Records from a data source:

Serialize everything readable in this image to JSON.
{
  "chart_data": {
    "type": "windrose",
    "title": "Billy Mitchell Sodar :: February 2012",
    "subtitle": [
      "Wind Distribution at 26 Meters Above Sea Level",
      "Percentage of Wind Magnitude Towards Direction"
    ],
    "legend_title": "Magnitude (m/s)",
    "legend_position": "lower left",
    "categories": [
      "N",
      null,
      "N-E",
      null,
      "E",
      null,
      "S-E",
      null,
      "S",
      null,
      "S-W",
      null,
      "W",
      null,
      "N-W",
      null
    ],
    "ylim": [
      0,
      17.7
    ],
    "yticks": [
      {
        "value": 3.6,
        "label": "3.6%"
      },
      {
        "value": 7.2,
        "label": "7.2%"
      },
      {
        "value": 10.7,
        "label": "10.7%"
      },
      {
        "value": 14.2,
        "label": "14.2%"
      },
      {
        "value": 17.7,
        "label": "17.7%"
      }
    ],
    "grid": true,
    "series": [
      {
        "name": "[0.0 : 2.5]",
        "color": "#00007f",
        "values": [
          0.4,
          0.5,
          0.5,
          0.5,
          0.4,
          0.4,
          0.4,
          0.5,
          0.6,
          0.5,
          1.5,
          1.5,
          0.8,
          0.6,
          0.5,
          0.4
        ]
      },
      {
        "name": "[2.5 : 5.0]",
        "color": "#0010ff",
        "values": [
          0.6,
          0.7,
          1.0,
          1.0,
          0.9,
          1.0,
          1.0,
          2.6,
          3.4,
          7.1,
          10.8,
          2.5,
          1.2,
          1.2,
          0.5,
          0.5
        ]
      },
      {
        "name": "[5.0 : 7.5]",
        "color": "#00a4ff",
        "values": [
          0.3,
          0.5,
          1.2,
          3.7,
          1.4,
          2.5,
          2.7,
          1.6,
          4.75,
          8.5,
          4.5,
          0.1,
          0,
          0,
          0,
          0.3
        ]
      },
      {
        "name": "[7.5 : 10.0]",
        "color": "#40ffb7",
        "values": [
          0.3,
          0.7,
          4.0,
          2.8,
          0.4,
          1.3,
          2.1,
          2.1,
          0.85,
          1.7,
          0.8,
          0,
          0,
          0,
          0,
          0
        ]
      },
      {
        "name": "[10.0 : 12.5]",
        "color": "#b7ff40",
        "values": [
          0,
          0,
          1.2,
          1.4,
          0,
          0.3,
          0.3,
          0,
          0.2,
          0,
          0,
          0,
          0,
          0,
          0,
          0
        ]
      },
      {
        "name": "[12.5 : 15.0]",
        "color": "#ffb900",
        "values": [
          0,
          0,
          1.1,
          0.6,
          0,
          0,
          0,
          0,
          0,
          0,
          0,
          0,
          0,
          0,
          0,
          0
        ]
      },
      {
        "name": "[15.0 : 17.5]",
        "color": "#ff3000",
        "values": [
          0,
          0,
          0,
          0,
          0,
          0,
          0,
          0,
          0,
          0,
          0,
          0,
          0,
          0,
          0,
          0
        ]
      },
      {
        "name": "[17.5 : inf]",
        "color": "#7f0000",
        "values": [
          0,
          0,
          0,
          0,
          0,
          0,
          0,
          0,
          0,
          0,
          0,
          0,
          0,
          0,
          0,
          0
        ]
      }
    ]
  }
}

WORK TO DO
Reproduce every line from the entries that holds the word "color".

THE RESULT
        "color": "#00007f",
        "color": "#0010ff",
        "color": "#00a4ff",
        "color": "#40ffb7",
        "color": "#b7ff40",
        "color": "#ffb900",
        "color": "#ff3000",
        "color": "#7f0000",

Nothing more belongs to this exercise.